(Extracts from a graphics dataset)

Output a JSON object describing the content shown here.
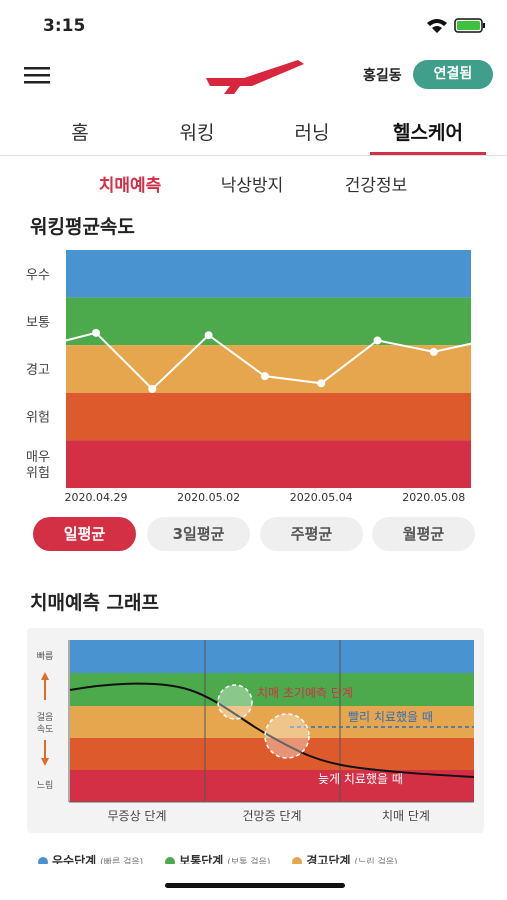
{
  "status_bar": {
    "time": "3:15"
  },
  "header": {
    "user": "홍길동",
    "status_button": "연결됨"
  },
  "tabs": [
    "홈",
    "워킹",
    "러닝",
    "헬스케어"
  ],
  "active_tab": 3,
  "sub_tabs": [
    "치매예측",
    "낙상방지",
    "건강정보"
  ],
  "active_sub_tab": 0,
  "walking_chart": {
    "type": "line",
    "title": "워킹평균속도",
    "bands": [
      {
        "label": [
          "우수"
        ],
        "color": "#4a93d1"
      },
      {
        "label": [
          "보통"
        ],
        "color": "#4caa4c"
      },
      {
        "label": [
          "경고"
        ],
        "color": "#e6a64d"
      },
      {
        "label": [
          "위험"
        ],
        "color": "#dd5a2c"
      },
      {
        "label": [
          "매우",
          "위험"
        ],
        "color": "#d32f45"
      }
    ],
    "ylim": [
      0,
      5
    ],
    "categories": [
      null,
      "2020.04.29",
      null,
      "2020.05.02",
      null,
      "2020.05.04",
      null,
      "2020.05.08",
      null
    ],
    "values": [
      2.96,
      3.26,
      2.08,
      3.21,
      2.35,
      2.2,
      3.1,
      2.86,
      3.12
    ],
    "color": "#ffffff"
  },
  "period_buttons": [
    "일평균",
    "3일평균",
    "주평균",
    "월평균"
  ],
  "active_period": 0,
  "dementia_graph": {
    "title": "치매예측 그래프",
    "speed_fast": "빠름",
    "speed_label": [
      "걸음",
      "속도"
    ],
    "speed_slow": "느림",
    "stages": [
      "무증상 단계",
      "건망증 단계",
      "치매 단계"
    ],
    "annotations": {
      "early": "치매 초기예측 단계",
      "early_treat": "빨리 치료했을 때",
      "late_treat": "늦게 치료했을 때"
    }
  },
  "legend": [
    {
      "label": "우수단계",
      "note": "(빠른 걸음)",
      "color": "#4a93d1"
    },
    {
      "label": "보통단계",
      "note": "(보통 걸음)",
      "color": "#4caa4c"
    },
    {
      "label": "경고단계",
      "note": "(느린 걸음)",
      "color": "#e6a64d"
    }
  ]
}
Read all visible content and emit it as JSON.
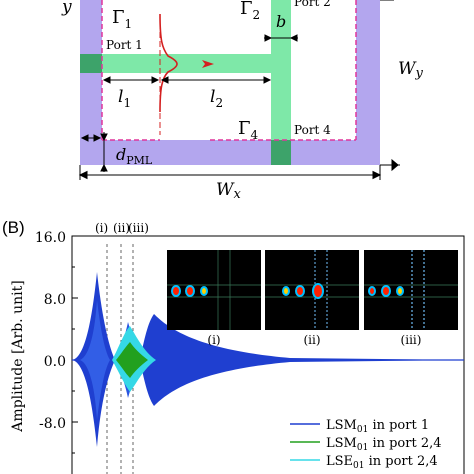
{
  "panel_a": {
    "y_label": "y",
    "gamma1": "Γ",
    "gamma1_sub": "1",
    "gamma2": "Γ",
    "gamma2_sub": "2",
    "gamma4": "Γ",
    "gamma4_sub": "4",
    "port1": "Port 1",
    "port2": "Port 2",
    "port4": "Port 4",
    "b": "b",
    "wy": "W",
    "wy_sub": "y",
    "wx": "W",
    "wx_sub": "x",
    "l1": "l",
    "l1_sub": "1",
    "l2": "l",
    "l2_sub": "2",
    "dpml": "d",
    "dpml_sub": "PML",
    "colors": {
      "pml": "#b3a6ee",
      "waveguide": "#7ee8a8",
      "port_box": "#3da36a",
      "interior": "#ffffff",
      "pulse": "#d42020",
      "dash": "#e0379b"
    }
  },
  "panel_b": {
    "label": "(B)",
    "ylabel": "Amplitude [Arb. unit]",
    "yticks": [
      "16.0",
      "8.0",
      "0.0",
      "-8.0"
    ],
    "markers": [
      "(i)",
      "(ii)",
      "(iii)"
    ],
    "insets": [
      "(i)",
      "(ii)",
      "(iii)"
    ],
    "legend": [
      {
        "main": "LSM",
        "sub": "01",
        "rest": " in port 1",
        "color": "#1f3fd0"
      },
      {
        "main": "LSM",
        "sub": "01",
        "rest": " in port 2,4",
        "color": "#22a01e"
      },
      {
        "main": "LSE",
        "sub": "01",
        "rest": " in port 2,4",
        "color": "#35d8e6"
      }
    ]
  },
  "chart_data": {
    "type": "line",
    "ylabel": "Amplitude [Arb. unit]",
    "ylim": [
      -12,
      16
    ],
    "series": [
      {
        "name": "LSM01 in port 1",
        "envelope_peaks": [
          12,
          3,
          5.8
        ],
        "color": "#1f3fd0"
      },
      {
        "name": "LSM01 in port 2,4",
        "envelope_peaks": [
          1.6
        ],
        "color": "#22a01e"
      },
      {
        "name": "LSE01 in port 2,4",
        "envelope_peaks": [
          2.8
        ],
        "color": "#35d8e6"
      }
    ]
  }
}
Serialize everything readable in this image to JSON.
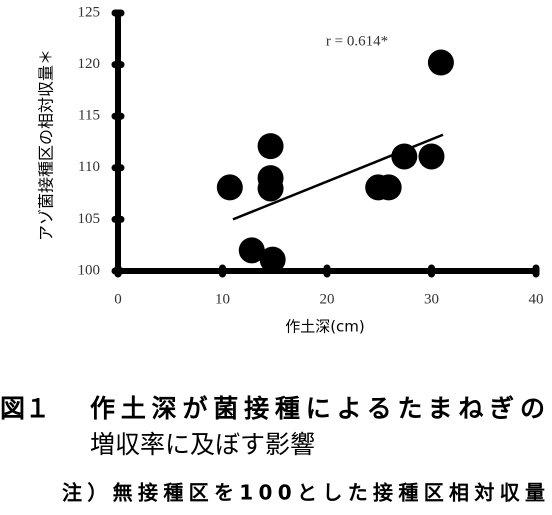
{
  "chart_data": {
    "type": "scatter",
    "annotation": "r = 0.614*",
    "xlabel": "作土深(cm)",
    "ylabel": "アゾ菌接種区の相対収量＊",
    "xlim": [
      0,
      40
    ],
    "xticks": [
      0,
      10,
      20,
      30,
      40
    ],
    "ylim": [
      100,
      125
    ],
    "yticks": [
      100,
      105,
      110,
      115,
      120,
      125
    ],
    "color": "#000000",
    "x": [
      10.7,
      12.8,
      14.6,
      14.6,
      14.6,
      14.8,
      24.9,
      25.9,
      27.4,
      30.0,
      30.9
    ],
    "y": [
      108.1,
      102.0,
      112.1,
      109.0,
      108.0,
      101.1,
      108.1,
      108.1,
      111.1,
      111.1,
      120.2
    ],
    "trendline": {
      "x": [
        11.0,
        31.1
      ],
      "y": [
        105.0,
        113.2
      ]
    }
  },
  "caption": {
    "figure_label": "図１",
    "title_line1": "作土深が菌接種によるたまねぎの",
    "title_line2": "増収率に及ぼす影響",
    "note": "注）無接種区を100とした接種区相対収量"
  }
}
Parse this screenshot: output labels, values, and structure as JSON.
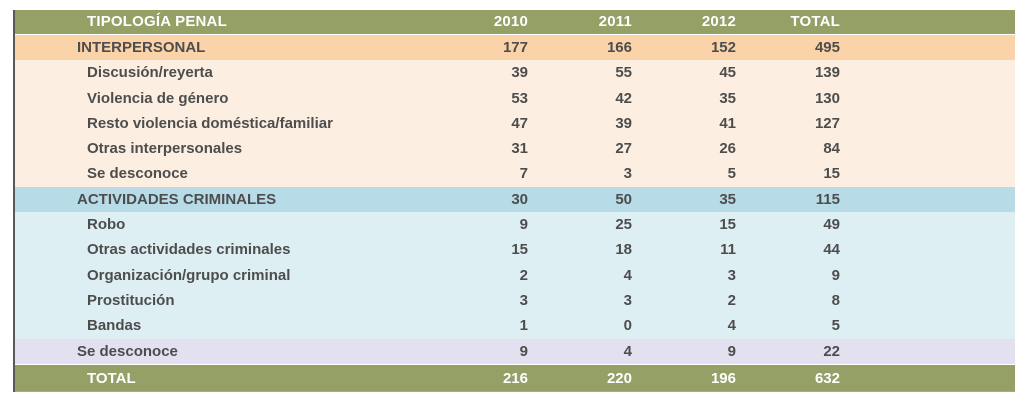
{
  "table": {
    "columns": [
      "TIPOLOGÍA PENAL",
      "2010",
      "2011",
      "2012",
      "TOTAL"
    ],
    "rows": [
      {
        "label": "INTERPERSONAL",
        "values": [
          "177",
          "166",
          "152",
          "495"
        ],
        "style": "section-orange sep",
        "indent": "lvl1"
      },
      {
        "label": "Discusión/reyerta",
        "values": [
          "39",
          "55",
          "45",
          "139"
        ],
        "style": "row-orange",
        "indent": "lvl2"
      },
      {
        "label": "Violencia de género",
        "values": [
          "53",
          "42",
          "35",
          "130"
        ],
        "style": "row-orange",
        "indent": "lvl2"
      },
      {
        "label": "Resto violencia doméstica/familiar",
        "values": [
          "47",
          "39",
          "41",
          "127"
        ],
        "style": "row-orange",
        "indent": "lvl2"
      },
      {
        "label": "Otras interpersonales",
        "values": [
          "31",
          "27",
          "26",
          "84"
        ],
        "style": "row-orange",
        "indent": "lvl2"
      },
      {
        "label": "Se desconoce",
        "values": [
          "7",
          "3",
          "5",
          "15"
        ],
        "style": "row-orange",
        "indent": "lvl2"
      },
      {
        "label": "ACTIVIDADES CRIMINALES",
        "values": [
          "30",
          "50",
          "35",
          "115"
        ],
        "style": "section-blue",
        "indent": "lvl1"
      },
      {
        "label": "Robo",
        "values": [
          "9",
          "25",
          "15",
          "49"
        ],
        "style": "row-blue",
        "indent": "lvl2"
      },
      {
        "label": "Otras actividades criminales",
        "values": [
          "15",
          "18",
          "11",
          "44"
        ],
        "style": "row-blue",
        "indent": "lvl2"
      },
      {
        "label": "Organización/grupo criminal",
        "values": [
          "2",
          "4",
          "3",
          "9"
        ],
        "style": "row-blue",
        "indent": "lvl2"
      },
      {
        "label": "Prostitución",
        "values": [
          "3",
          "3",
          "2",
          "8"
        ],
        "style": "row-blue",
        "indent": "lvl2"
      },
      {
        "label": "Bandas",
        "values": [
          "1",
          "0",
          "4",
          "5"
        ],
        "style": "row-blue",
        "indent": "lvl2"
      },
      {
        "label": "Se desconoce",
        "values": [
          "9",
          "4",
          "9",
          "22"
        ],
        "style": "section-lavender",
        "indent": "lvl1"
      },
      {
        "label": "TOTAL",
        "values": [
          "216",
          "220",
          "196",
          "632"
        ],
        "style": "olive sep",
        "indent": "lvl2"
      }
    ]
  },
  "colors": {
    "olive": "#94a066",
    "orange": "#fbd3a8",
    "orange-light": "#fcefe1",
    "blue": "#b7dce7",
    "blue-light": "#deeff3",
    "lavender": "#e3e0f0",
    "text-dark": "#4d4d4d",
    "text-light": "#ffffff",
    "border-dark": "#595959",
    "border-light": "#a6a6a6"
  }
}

▶ What is required
Identify the lines in the entries above that contain "치료했을", then copy them out.

▶ Final result
      "early_treat": "빨리 치료했을 때",
      "late_treat": "늦게 치료했을 때"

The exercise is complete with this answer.